Il existe diverses démarches chez les artistes-habitants. Certains ne cherchent pas à nier cette image mais plutôt le jugement dévalorisant qui l’accompagne. Pour eux, Saint- Étienne peut bien être qualifiée de noire, car elle porte les marques matérielles et immatérielles de l’activité industrielle, mais cela ne doit pas pour autant être l’objet d’une appréciation négative. C’est notamment le cas de Julien Morel qui a réalisé une série de peintures représentant des friches industrielles stéphanoises. Son travail vise notamment à montrer la beauté et la poésie qu’elles peuvent dégager. Sur un autre registre, mais à propos du même motif, Pierre Grasset exprime dans ses photographies de friches la vie qui y prend place (l’âme des objets abandonnés, la végétation qui s’installe, les squatteurs et grapheurs qui s’en emparent, etc.). D’autres artistes-habitants tentent de montrer comment les restes de cette ville noire, industrielle, peut donner lieu à

L’imaginaire urbain dans les régions ouvrières en reconversion. Centre Max Weber/Clersé ANR 2012

la naissance d’un nouvel imaginaire, foisonnant, poétique, comique, etc. (voir sur point la partie 4.3.).

Données fournies:

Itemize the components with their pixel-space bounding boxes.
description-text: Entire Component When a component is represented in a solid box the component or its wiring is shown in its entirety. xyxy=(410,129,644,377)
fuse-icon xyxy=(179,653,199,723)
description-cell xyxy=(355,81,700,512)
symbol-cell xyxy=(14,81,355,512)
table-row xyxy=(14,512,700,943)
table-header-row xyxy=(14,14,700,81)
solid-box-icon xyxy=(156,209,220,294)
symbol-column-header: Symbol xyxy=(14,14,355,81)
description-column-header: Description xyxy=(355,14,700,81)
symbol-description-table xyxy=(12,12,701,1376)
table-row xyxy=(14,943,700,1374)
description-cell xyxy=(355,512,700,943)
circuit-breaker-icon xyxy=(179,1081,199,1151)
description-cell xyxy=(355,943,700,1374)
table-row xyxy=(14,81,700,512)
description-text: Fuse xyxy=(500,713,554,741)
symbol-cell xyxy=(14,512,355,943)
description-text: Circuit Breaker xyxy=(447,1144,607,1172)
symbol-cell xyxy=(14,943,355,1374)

Consignes:
1. Dans le texte sur les artistes-habitants, relevez tous les éléments de la vie des friches que les photographies de Pierre Grasset expriment, d'après la parenthèse qui les énumère.
2. Recopiez le passage du texte sur les artistes-habitants qui va de « L’imaginaire urbain dans » jusqu’à « la partie 4.3.). ».

Corrigés:
1.
- l’âme des objets abandonnés
- la végétation qui s’installe
- les squatteurs et grapheurs qui s’en emparent

2.
L’imaginaire urbain dans les régions ouvrières en reconversion. Centre Max Weber/Clersé ANR 2012

la naissance d’un nouvel imaginaire, foisonnant, poétique, comique, etc. (voir sur point la partie 4.3.).